YOUR GOAL
Take every line from the listing below that contains "structure".

Start EXTRACTED INFORMATION

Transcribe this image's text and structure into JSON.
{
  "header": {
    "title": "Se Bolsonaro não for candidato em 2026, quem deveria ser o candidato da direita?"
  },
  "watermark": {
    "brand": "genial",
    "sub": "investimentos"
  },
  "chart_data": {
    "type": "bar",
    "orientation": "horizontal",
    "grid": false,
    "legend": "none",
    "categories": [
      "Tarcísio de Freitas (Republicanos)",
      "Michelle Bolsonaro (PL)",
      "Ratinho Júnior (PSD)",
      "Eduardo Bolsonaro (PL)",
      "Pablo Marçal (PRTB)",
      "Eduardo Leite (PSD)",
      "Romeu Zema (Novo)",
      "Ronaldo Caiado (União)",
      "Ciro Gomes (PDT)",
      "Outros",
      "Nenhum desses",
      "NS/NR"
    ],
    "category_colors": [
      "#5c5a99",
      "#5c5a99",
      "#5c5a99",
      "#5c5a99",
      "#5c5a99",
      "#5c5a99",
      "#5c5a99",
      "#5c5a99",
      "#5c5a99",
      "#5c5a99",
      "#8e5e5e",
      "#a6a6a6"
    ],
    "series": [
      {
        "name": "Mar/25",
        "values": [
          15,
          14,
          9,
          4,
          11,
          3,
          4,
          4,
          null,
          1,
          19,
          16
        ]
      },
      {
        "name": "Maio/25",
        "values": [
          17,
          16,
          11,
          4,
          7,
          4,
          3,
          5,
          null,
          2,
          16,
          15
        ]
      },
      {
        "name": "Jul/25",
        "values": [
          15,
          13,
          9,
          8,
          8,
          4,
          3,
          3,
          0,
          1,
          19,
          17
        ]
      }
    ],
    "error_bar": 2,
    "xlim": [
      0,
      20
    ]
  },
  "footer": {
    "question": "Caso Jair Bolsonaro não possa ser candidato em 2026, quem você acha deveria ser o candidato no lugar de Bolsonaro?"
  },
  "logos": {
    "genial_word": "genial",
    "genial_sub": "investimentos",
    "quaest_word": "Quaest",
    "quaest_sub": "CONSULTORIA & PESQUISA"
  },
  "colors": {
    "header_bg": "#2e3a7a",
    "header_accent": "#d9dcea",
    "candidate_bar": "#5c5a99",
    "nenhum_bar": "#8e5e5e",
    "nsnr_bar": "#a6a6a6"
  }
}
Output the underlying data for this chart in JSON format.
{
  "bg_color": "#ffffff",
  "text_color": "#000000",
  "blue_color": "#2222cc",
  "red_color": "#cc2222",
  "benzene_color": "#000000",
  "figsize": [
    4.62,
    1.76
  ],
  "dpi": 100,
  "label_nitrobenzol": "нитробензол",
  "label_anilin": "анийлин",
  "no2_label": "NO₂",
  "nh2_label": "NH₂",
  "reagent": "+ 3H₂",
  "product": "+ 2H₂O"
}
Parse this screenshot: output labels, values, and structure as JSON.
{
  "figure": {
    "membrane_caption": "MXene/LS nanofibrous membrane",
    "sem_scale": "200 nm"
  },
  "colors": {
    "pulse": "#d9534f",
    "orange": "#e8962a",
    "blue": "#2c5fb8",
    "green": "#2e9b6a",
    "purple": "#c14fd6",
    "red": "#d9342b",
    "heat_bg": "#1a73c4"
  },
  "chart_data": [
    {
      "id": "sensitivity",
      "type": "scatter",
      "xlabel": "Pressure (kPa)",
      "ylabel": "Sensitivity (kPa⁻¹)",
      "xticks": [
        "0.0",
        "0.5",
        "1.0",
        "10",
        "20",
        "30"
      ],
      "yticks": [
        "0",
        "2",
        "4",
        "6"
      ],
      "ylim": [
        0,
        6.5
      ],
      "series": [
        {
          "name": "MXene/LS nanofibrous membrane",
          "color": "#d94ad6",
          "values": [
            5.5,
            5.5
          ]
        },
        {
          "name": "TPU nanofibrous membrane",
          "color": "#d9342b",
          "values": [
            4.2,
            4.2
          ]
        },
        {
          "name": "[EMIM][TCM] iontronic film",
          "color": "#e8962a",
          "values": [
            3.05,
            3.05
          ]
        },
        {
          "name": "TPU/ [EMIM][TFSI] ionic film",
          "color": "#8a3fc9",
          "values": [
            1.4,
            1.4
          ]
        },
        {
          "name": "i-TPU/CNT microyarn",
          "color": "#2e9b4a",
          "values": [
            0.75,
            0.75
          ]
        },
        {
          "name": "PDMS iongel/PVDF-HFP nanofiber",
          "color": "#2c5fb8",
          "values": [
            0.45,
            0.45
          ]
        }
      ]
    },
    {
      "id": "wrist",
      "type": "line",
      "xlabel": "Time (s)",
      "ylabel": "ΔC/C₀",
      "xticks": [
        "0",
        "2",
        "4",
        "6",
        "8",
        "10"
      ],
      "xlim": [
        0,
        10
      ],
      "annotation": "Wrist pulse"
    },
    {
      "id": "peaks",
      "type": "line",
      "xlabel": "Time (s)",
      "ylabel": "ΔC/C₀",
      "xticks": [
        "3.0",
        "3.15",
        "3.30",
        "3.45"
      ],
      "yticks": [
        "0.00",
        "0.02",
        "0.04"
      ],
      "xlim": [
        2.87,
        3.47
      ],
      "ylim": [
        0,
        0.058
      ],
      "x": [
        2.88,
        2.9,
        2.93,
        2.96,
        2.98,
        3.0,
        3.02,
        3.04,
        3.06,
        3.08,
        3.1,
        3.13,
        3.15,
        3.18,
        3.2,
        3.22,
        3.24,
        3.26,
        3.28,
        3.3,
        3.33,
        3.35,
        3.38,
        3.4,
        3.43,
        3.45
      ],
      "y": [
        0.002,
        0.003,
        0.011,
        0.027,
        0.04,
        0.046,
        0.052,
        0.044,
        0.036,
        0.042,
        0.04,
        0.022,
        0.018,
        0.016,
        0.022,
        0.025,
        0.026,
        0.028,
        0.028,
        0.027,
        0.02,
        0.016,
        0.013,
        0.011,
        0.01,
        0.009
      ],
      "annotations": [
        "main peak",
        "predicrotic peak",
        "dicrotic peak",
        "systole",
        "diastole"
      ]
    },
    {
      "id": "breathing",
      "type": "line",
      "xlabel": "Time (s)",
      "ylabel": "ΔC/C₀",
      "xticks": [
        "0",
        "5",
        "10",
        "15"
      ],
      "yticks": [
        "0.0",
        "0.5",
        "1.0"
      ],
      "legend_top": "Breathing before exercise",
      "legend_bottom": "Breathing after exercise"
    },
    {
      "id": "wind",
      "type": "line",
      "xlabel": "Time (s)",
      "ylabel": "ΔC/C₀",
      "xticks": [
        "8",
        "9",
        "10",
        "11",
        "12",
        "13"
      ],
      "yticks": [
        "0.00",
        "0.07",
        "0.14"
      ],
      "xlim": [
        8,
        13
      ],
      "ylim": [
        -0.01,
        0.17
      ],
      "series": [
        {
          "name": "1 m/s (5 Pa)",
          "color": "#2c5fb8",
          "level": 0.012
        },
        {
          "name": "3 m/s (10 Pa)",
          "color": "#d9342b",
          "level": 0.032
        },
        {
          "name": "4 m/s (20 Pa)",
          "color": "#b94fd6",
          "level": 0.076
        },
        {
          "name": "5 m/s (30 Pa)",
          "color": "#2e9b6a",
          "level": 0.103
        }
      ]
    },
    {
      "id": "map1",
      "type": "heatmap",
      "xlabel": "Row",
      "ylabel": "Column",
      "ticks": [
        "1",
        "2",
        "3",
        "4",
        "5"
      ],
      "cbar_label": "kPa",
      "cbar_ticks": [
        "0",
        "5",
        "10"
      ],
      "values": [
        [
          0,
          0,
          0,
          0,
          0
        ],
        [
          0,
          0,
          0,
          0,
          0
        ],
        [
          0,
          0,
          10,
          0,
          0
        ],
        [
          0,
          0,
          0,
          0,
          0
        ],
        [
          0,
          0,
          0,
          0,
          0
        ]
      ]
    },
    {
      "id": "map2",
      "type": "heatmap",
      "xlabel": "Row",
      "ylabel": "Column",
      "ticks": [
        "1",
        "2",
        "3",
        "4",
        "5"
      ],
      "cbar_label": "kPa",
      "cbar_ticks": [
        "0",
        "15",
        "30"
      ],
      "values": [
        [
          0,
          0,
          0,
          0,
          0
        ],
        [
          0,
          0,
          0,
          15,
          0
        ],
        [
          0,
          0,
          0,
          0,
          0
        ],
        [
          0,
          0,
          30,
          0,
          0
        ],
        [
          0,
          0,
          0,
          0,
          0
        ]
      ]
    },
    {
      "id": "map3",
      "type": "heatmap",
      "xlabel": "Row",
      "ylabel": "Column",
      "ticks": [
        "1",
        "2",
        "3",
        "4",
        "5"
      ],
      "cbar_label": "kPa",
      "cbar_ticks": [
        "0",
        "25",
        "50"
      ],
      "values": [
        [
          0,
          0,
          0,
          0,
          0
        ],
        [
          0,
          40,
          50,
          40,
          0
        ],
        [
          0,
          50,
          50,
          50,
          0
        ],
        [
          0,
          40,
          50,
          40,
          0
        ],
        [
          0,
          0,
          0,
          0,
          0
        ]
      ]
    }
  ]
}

End EXTRACTED INFORMATION

FINISHED EXERCISE
Transcribe this image's text and structure into JSON.
Parse this screenshot: output labels, values, and structure as JSON.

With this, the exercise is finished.